===== Data provided =====

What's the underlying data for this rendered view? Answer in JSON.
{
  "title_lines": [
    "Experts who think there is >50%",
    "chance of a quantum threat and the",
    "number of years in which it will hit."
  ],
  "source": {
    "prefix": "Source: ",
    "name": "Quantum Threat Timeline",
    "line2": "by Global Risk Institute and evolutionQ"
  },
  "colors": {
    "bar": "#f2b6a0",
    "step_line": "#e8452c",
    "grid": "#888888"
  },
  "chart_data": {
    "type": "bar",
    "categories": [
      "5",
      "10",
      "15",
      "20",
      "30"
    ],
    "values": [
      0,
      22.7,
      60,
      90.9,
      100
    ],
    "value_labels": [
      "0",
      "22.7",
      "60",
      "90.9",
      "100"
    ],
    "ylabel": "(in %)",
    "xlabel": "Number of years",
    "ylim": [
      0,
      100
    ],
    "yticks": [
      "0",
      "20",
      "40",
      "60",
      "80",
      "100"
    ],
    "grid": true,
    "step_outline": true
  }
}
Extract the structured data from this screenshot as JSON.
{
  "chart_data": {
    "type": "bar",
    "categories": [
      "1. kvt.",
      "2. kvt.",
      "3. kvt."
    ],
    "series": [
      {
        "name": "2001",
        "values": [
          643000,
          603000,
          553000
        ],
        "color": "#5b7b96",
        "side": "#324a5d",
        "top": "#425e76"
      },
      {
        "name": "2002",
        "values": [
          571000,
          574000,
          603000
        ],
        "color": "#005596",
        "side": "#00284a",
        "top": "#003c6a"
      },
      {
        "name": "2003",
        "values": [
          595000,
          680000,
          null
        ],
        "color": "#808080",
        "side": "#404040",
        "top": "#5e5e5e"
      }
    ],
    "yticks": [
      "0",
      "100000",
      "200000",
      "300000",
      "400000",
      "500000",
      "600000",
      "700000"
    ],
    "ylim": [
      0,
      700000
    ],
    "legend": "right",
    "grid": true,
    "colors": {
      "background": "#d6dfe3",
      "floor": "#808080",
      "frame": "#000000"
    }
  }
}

=====

Identify and copy all lines with the word "side".

        "side": "#324a5d",
        "side": "#00284a",
        "side": "#404040",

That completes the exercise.